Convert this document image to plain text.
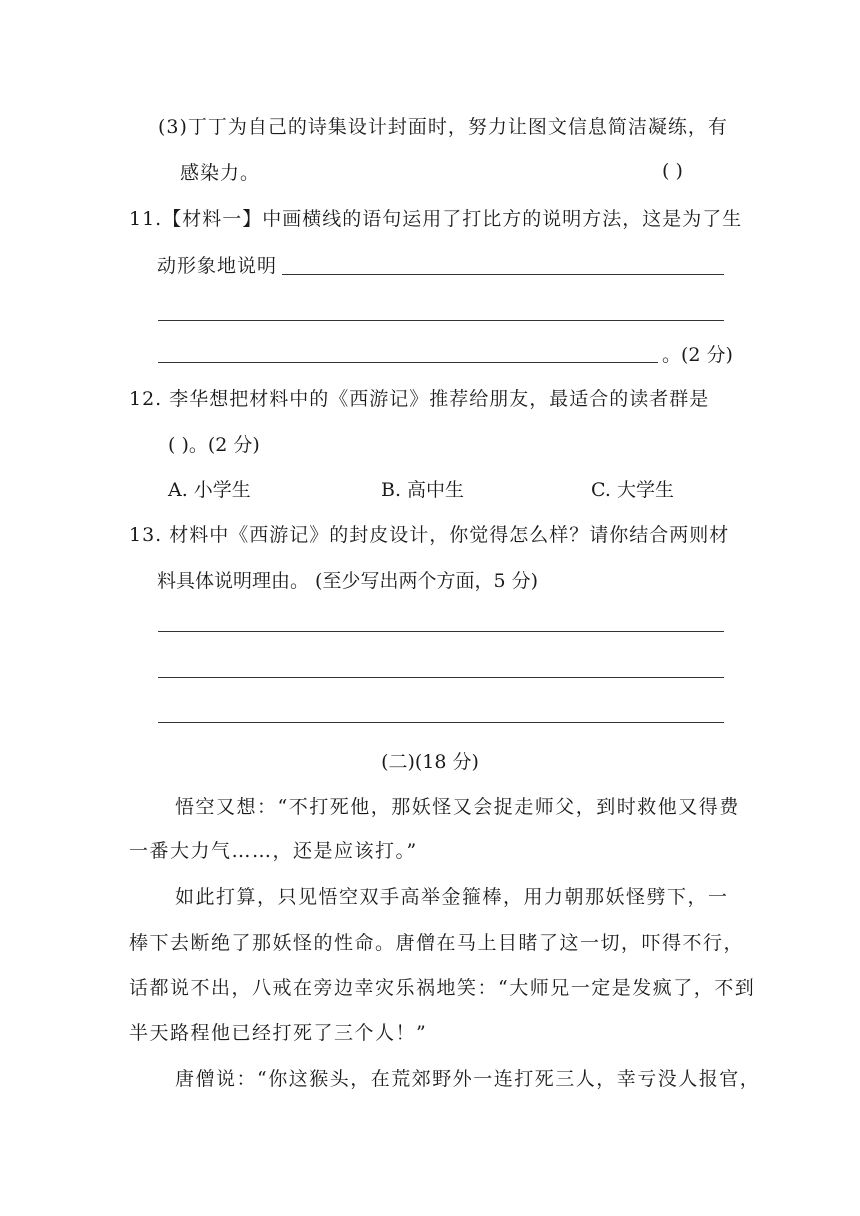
(3)丁丁为自己的诗集设计封面时，努力让图文信息简洁凝练，有
感染力。	( )
11.【材料一】中画横线的语句运用了打比方的说明方法，这是为了生
动形象地说明
。(2 分)
12. 李华想把材料中的《西游记》推荐给朋友，最适合的读者群是
( )。(2 分)
A. 小学生	B. 高中生	C. 大学生
13. 材料中《西游记》的封皮设计，你觉得怎么样？请你结合两则材
料具体说明理由。 (至少写出两个方面，5 分)
(二)(18 分)
悟空又想：“不打死他，那妖怪又会捉走师父，到时救他又得费
一番大力气……，还是应该打。”
如此打算，只见悟空双手高举金箍棒，用力朝那妖怪劈下，一
棒下去断绝了那妖怪的性命。唐僧在马上目睹了这一切，吓得不行，
话都说不出，八戒在旁边幸灾乐祸地笑：“大师兄一定是发疯了，不到
半天路程他已经打死了三个人！”
唐僧说：“你这猴头，在荒郊野外一连打死三人，幸亏没人报官，
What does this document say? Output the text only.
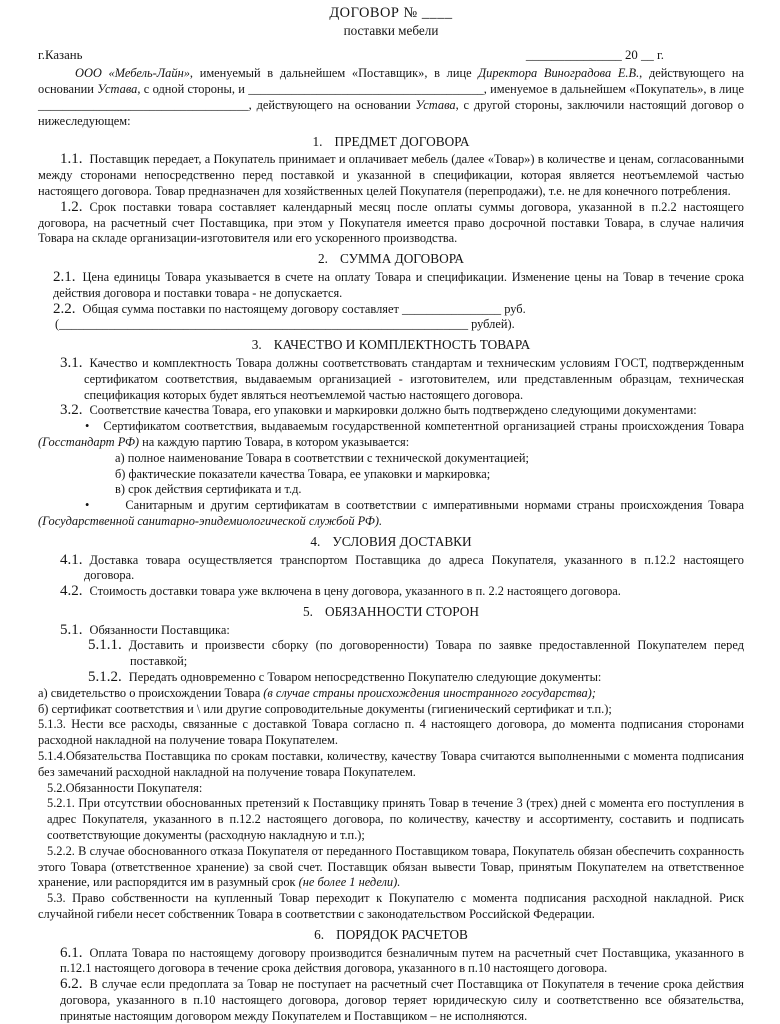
ДОГОВОР № ____

поставки мебели

г.Казань	_______________ 20 __ г.

ООО «Мебель-Лайн», именуемый в дальнейшем «Поставщик», в лице Директора Виноградова Е.В., действующего на основании Устава, с одной стороны, и ______________________________________, именуемое в дальнейшем «Покупатель», в лице __________________________________, действующего на основании Устава, с другой стороны, заключили настоящий договор о нижеследующем:

1. ПРЕДМЕТ ДОГОВОРА

1.1. Поставщик передает, а Покупатель принимает и оплачивает мебель (далее «Товар») в количестве и ценам, согласованными между сторонами непосредственно перед поставкой и указанной в спецификации, которая является неотъемлемой частью настоящего договора. Товар предназначен для хозяйственных целей Покупателя (перепродажи), т.е. не для конечного потребления.

1.2. Срок поставки товара составляет календарный месяц после оплаты суммы договора, указанной в п.2.2 настоящего договора, на расчетный счет Поставщика, при этом у Покупателя имеется право досрочной поставки Товара, в случае наличия Товара на складе организации-изготовителя или его ускоренного производства.

2. СУММА ДОГОВОРА

2.1. Цена единицы Товара указывается в счете на оплату Товара и спецификации. Изменение цены на Товар в течение срока действия договора и поставки товара - не допускается.

2.2. Общая сумма поставки по настоящему договору составляет ________________ руб.

(__________________________________________________________________ рублей).

3. КАЧЕСТВО И КОМПЛЕКТНОСТЬ ТОВАРА

3.1. Качество и комплектность Товара должны соответствовать стандартам и техническим условиям ГОСТ, подтвержденным сертификатом соответствия, выдаваемым организацией - изготовителем, или представленным образцам, техническая спецификация которых будет являться неотъемлемой частью настоящего договора.

3.2. Соответствие качества Товара, его упаковки и маркировки должно быть подтверждено следующими документами:

• Сертификатом соответствия, выдаваемым государственной компетентной организацией страны происхождения Товара (Госстандарт РФ) на каждую партию Товара, в котором указывается:

а) полное наименование Товара в соответствии с технической документацией;

б) фактические показатели качества Товара, ее упаковки и маркировка;

в) срок действия сертификата и т.д.

•	Санитарным и другим сертификатам в соответствии с императивными нормами страны происхождения Товара (Государственной санитарно-эпидемиологической службой РФ).

4. УСЛОВИЯ ДОСТАВКИ

4.1. Доставка товара осуществляется транспортом Поставщика до адреса Покупателя, указанного в п.12.2 настоящего договора.

4.2. Стоимость доставки товара уже включена в цену договора, указанного в п. 2.2 настоящего договора.

5. ОБЯЗАННОСТИ СТОРОН

5.1. Обязанности Поставщика:

5.1.1. Доставить и произвести сборку (по договоренности) Товара по заявке предоставленной Покупателем перед поставкой;

5.1.2. Передать одновременно с Товаром непосредственно Покупателю следующие документы:

а) свидетельство о происхождении Товара (в случае страны происхождения иностранного государства);

б) сертификат соответствия и \ или другие сопроводительные документы (гигиенический сертификат и т.п.);

5.1.3. Нести все расходы, связанные с доставкой Товара согласно п. 4 настоящего договора, до момента подписания сторонами расходной накладной на получение товара Покупателем.

5.1.4.Обязательства Поставщика по срокам поставки, количеству, качеству Товара считаются выполненными с момента подписания без замечаний расходной накладной на получение товара Покупателем.

5.2.Обязанности Покупателя:

5.2.1. При отсутствии обоснованных претензий к Поставщику принять Товар в течение 3 (трех) дней с момента его поступления в адрес Покупателя, указанного в п.12.2 настоящего договора, по количеству, качеству и ассортименту, составить и подписать соответствующие документы (расходную накладную и т.п.);

5.2.2. В случае обоснованного отказа Покупателя от переданного Поставщиком товара, Покупатель обязан обеспечить сохранность этого Товара (ответственное хранение) за свой счет. Поставщик обязан вывести Товар, принятым Покупателем на ответственное хранение, или распорядится им в разумный срок (не более 1 недели).

5.3. Право собственности на купленный Товар переходит к Покупателю с момента подписания расходной накладной. Риск случайной гибели несет собственник Товара в соответствии с законодательством Российской Федерации.

6. ПОРЯДОК РАСЧЕТОВ

6.1. Оплата Товара по настоящему договору производится безналичным путем на расчетный счет Поставщика, указанного в п.12.1 настоящего договора в течение срока действия договора, указанного в п.10 настоящего договора.

6.2. В случае если предоплата за Товар не поступает на расчетный счет Поставщика от Покупателя в течение срока действия договора, указанного в п.10 настоящего договора, договор теряет юридическую силу и соответственно все обязательства, принятые настоящим договором между Покупателем и Поставщиком – не исполняются.
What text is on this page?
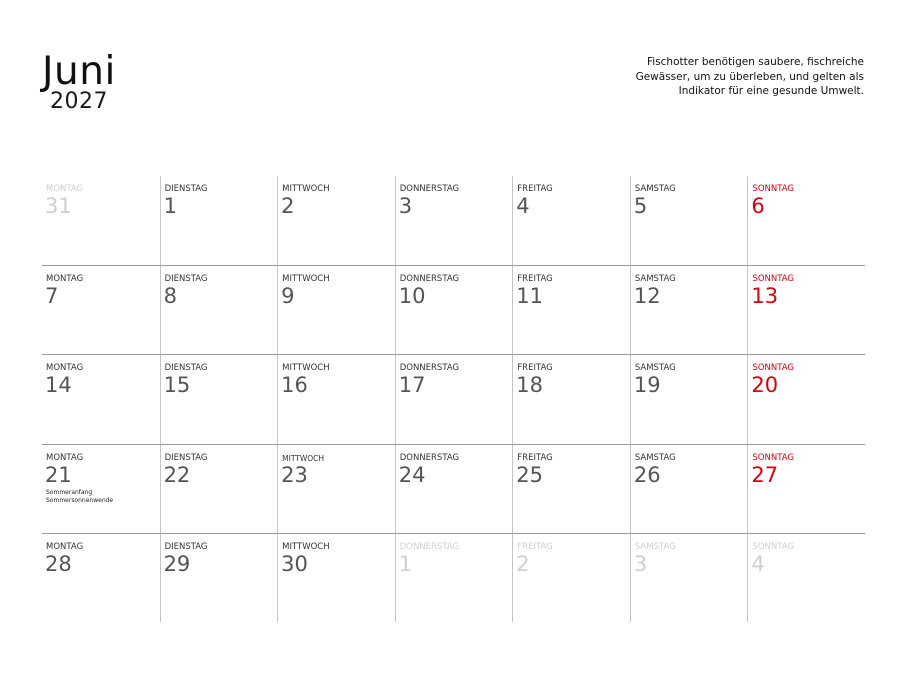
Juni
2027

Fischotter benötigen saubere, fischreiche
Gewässer, um zu überleben, und gelten als
Indikator für eine gesunde Umwelt.

MONTAG
31
DIENSTAG
1
MITTWOCH
2
DONNERSTAG
3
FREITAG
4
SAMSTAG
5
SONNTAG
6
MONTAG
7
DIENSTAG
8
MITTWOCH
9
DONNERSTAG
10
FREITAG
11
SAMSTAG
12
SONNTAG
13
MONTAG
14
DIENSTAG
15
MITTWOCH
16
DONNERSTAG
17
FREITAG
18
SAMSTAG
19
SONNTAG
20
MONTAG
21
Sommeranfang
Sommersonnenwende
DIENSTAG
22
MITTWOCH
23
DONNERSTAG
24
FREITAG
25
SAMSTAG
26
SONNTAG
27
MONTAG
28
DIENSTAG
29
MITTWOCH
30
DONNERSTAG
1
FREITAG
2
SAMSTAG
3
SONNTAG
4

- [PROBLEM TO SOLVE]:
Skip the pictures. Please copy exactly the lines from the one with "What text is on this page?" through the final line of the material above, both ends included.

- [RIGHT ANSWER]:
What text is on this page?
Juni
2027

Fischotter benötigen saubere, fischreiche
Gewässer, um zu überleben, und gelten als
Indikator für eine gesunde Umwelt.

MONTAG
31
DIENSTAG
1
MITTWOCH
2
DONNERSTAG
3
FREITAG
4
SAMSTAG
5
SONNTAG
6
MONTAG
7
DIENSTAG
8
MITTWOCH
9
DONNERSTAG
10
FREITAG
11
SAMSTAG
12
SONNTAG
13
MONTAG
14
DIENSTAG
15
MITTWOCH
16
DONNERSTAG
17
FREITAG
18
SAMSTAG
19
SONNTAG
20
MONTAG
21
Sommeranfang
Sommersonnenwende
DIENSTAG
22
MITTWOCH
23
DONNERSTAG
24
FREITAG
25
SAMSTAG
26
SONNTAG
27
MONTAG
28
DIENSTAG
29
MITTWOCH
30
DONNERSTAG
1
FREITAG
2
SAMSTAG
3
SONNTAG
4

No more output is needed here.